** Task directions **
Pick out the lines below with "true" and list them.

──────── Information ────────

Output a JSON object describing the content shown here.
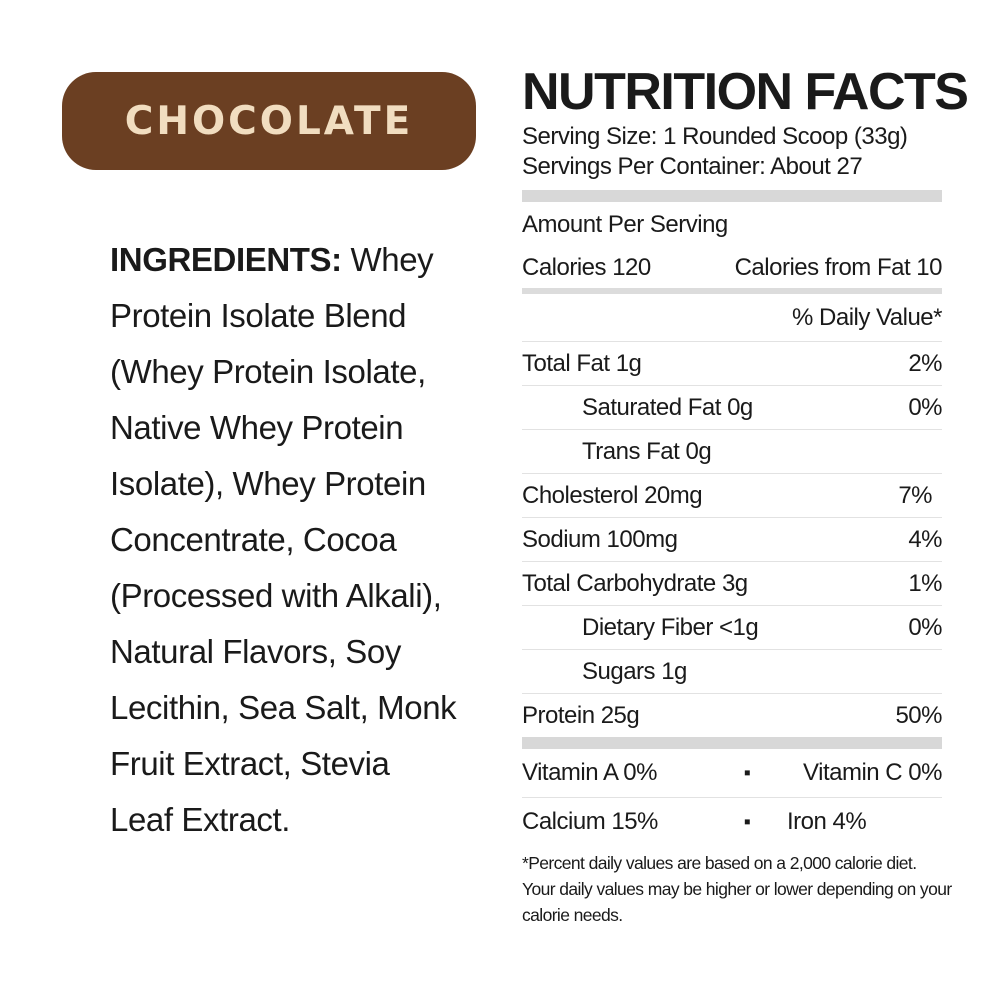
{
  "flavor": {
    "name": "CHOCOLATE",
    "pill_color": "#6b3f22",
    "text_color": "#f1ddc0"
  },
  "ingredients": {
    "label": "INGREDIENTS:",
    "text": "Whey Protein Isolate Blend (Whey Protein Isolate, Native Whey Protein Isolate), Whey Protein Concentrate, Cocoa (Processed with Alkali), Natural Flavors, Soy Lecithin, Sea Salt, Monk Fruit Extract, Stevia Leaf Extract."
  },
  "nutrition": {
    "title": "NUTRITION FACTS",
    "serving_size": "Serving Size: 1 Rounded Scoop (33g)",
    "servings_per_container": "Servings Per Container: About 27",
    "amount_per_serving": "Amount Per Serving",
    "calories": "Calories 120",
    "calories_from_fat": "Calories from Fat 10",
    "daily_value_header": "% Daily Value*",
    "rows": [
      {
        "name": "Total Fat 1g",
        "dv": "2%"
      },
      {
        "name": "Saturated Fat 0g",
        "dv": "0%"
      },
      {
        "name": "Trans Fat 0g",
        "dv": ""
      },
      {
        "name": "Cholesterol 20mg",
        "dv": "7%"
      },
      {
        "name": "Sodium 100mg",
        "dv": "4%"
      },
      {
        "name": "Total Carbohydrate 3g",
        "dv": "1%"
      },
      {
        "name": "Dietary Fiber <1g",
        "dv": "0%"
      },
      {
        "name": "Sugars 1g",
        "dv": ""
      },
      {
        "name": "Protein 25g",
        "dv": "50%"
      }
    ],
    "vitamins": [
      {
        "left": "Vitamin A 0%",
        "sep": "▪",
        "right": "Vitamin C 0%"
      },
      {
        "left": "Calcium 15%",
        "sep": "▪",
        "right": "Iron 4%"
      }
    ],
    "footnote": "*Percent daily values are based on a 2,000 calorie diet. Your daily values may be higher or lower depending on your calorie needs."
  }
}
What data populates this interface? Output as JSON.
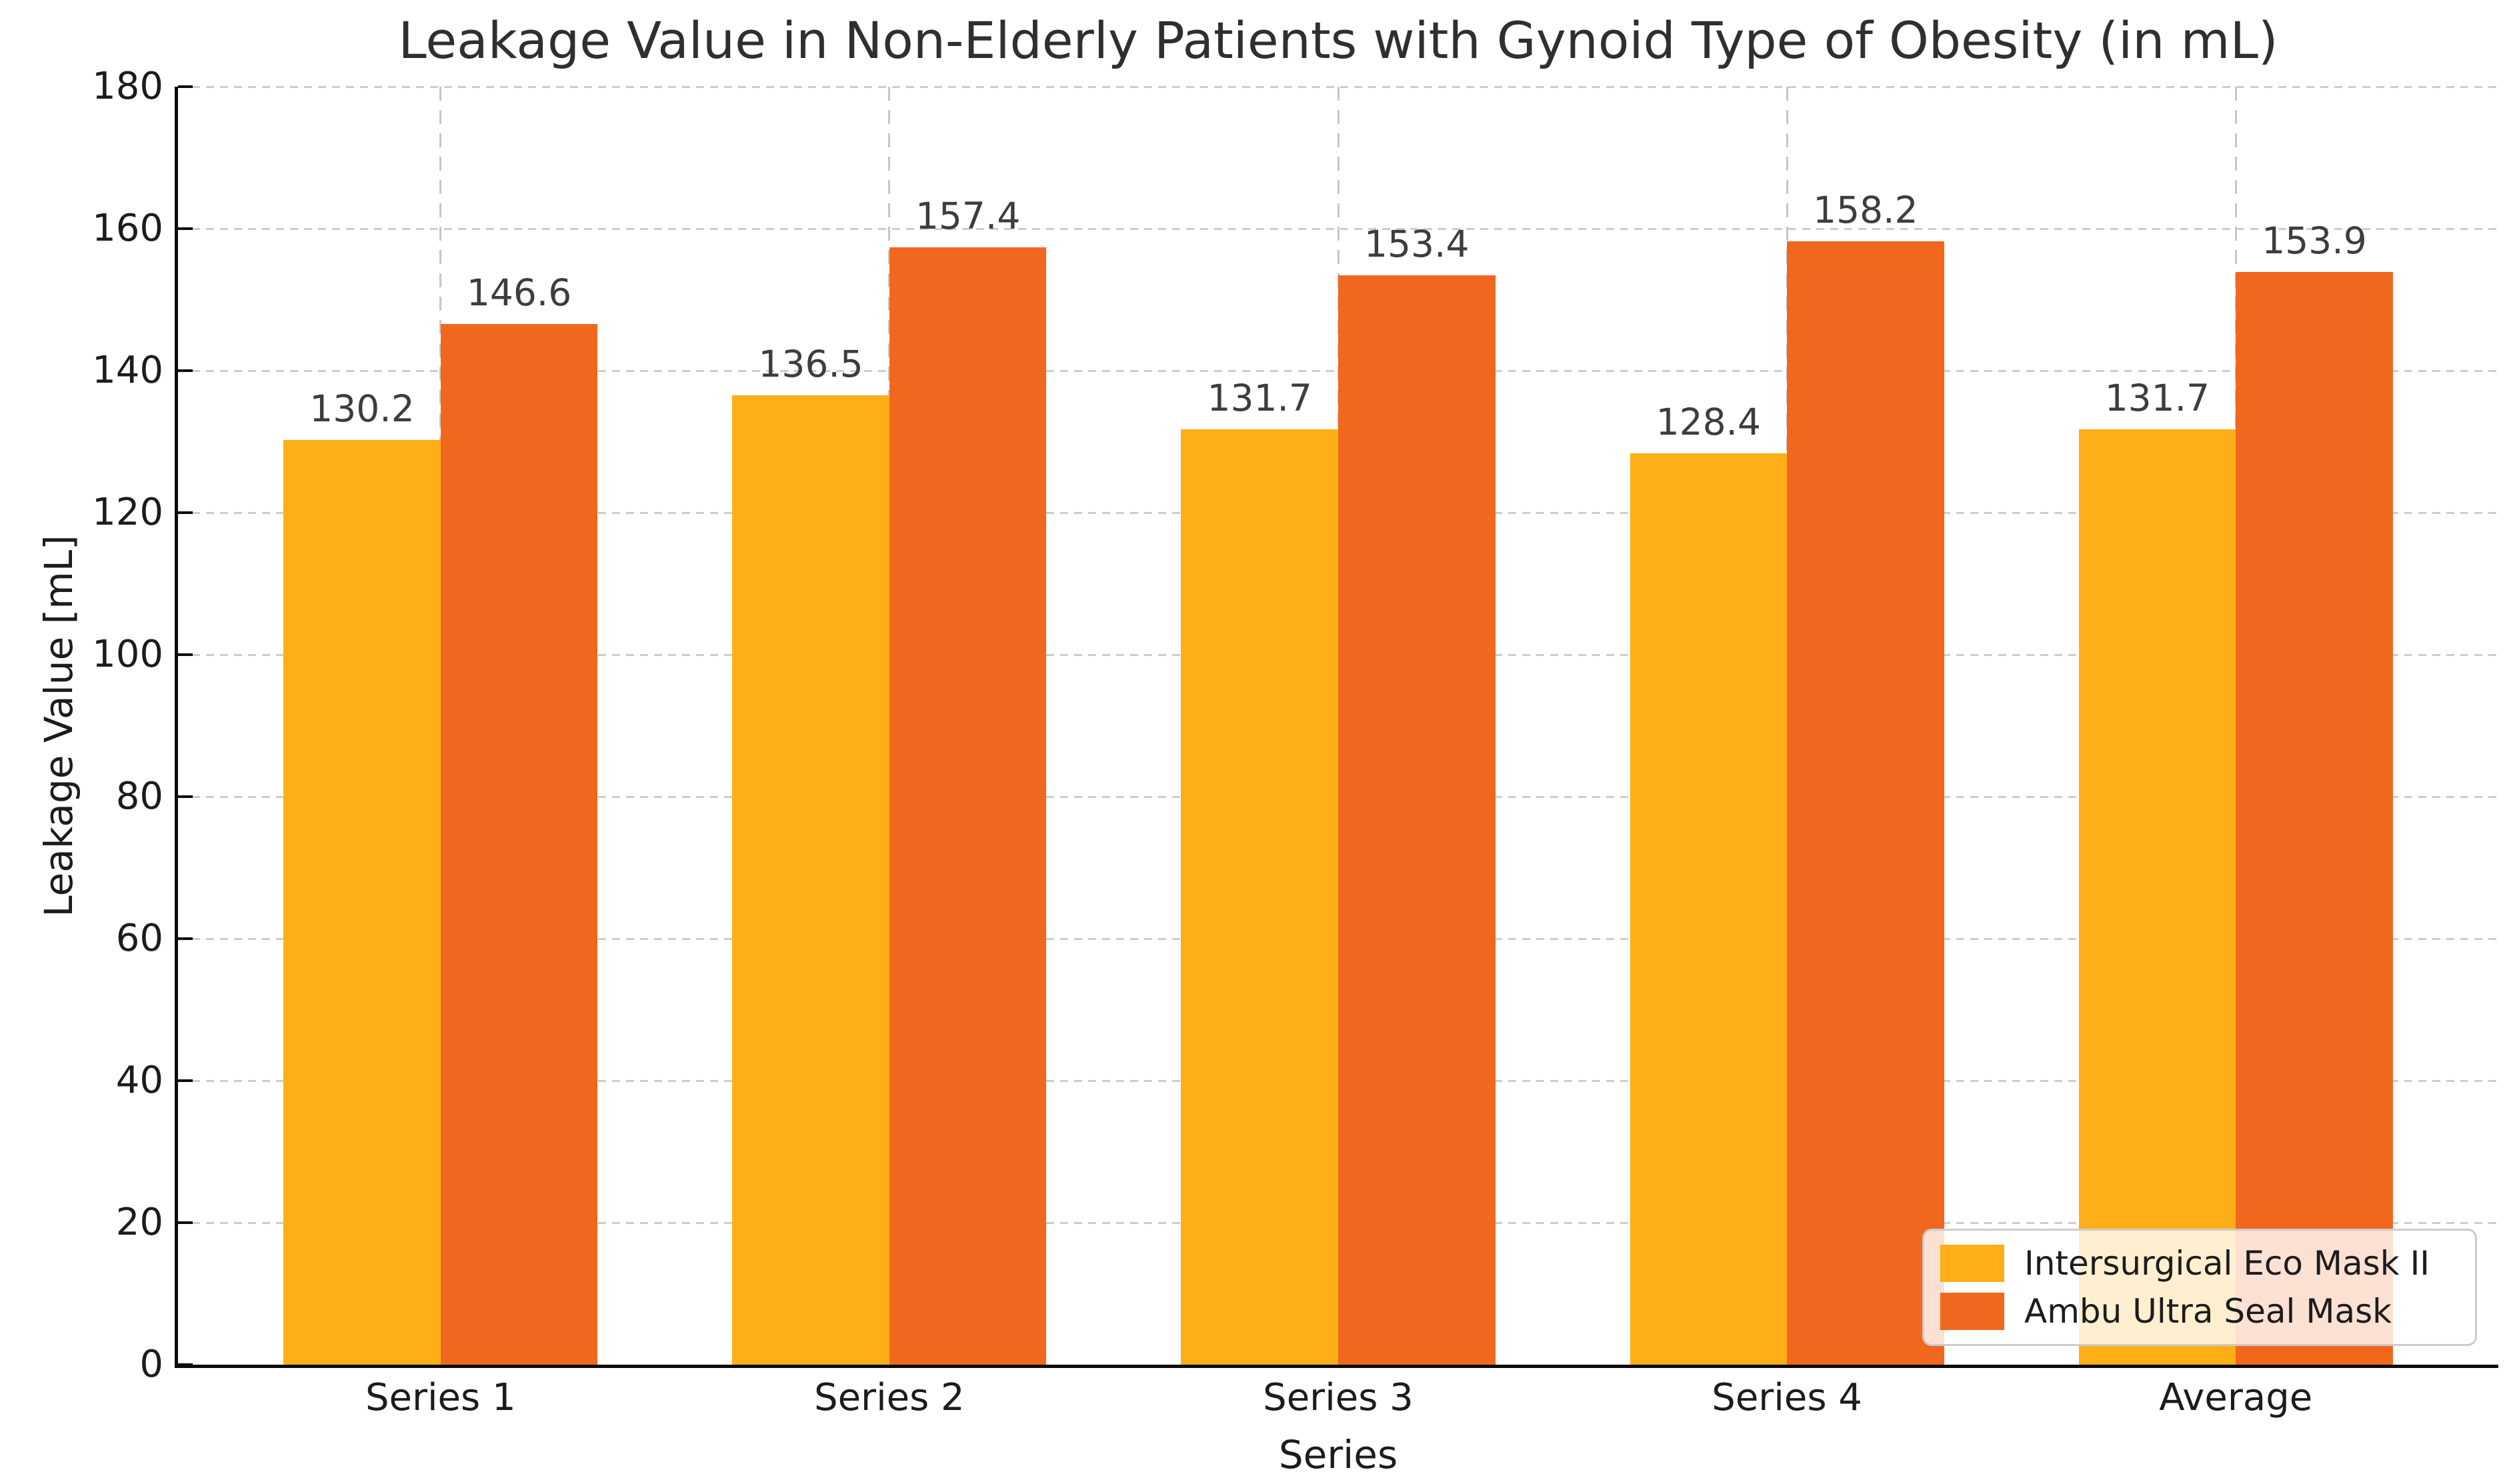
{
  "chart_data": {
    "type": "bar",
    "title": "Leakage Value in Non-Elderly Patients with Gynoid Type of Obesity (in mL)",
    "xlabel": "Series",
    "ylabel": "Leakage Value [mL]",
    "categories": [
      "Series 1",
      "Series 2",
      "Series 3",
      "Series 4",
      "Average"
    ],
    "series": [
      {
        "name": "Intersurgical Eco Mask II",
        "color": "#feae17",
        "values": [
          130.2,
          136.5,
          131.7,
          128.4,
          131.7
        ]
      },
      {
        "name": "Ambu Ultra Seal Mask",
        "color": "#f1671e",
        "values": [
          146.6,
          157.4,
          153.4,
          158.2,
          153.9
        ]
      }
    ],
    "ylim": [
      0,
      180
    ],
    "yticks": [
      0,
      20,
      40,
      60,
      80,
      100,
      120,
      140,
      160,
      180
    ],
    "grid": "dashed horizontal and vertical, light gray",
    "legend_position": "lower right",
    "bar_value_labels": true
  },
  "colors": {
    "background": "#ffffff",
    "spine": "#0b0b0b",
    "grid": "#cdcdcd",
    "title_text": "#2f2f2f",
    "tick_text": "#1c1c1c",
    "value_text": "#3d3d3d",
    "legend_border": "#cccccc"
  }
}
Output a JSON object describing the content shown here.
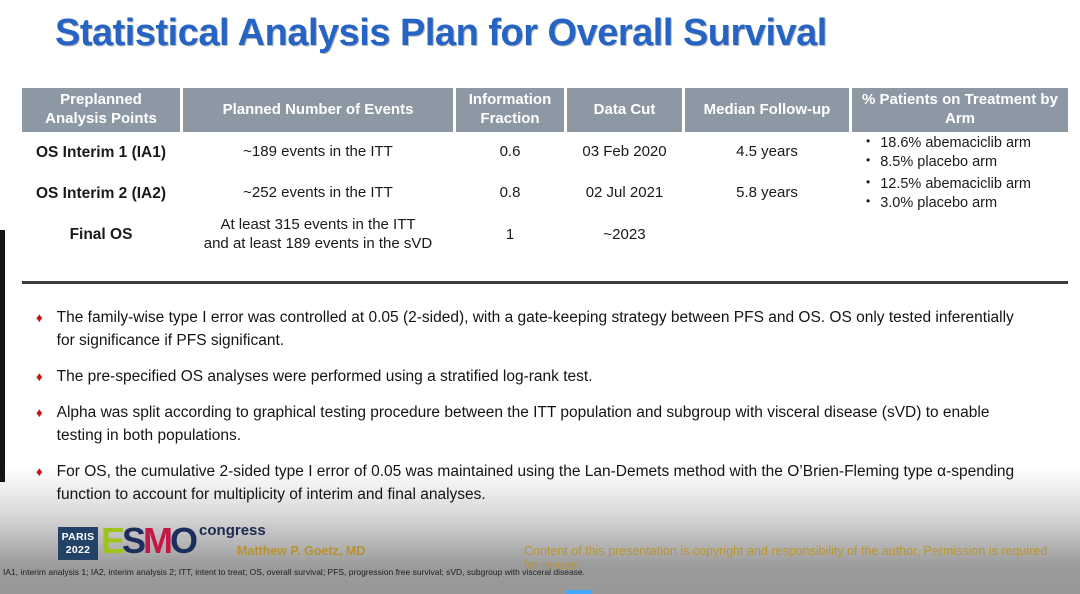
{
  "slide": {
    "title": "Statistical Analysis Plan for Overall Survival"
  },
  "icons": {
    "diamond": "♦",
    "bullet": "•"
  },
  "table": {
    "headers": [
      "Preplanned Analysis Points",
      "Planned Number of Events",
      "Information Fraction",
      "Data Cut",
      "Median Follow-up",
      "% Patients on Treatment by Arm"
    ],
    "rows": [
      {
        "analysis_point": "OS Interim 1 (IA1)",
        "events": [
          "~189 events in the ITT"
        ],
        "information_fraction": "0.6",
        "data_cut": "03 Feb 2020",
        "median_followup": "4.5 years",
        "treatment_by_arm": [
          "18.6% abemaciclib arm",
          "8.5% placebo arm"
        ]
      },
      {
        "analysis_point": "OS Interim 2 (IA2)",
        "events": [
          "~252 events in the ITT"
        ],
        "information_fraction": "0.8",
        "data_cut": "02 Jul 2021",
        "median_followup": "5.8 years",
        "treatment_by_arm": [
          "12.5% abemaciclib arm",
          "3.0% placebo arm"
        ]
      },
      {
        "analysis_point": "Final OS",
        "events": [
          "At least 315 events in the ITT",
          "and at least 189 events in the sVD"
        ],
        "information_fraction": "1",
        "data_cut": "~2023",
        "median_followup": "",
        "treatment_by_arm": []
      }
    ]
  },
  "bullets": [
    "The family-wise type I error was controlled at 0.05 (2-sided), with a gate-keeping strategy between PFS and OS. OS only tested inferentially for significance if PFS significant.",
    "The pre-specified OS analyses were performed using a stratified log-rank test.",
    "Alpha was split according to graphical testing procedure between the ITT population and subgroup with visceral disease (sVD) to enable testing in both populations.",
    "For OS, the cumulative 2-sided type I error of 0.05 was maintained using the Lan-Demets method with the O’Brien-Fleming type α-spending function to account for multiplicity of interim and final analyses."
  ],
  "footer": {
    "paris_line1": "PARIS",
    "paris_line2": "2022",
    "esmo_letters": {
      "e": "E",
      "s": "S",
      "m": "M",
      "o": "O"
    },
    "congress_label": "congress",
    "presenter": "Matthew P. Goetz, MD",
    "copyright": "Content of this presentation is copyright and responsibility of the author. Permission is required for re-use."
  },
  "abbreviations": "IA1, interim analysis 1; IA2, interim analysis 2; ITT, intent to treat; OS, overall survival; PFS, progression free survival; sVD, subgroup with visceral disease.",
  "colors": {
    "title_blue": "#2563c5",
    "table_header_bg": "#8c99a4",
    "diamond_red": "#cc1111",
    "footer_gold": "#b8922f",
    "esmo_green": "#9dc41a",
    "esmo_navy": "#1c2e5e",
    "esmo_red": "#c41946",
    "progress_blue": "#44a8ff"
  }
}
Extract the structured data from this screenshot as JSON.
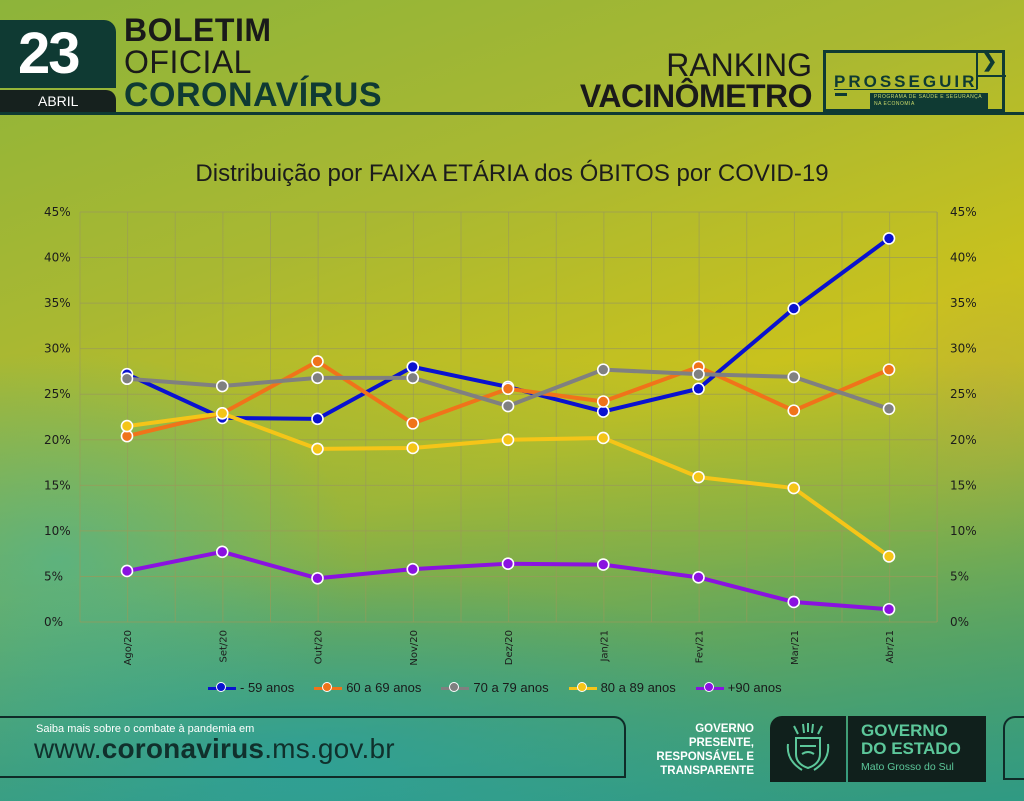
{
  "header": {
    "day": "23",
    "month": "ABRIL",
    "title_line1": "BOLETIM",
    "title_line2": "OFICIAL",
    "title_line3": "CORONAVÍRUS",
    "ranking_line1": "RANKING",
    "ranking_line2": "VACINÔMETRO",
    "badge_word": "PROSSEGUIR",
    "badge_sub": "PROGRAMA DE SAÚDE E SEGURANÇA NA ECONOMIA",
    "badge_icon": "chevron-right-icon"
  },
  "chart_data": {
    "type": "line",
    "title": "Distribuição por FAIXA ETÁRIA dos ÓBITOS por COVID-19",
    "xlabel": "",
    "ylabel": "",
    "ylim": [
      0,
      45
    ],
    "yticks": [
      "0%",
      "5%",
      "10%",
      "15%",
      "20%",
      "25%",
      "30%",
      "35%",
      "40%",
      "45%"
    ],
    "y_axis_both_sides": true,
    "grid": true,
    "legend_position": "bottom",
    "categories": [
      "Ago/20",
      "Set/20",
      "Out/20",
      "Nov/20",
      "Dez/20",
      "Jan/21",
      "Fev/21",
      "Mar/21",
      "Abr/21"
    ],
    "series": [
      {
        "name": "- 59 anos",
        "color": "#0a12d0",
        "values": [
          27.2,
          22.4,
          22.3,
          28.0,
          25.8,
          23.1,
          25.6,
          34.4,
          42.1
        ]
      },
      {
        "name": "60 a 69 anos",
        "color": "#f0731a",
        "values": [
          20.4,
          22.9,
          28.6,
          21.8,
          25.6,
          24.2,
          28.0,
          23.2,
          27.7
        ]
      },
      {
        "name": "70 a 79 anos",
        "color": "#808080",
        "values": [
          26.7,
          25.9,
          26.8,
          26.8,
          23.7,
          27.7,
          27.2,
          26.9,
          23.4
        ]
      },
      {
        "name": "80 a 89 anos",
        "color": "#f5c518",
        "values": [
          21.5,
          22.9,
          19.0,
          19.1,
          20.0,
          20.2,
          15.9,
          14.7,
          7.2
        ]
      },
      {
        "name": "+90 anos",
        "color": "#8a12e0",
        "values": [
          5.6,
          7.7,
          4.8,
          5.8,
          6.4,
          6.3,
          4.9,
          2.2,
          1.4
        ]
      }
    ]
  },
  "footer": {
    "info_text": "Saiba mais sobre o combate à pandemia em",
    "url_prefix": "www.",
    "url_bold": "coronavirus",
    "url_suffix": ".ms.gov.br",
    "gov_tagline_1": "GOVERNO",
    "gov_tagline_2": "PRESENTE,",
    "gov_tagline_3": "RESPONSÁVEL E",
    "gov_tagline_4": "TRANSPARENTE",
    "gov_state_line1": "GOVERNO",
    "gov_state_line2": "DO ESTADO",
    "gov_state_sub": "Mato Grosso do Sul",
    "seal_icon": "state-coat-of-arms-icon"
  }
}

────────

** Reply to the exercise **
    "bar_value_labels": true
    "y_axis_both_sides": true,
    "grid": true,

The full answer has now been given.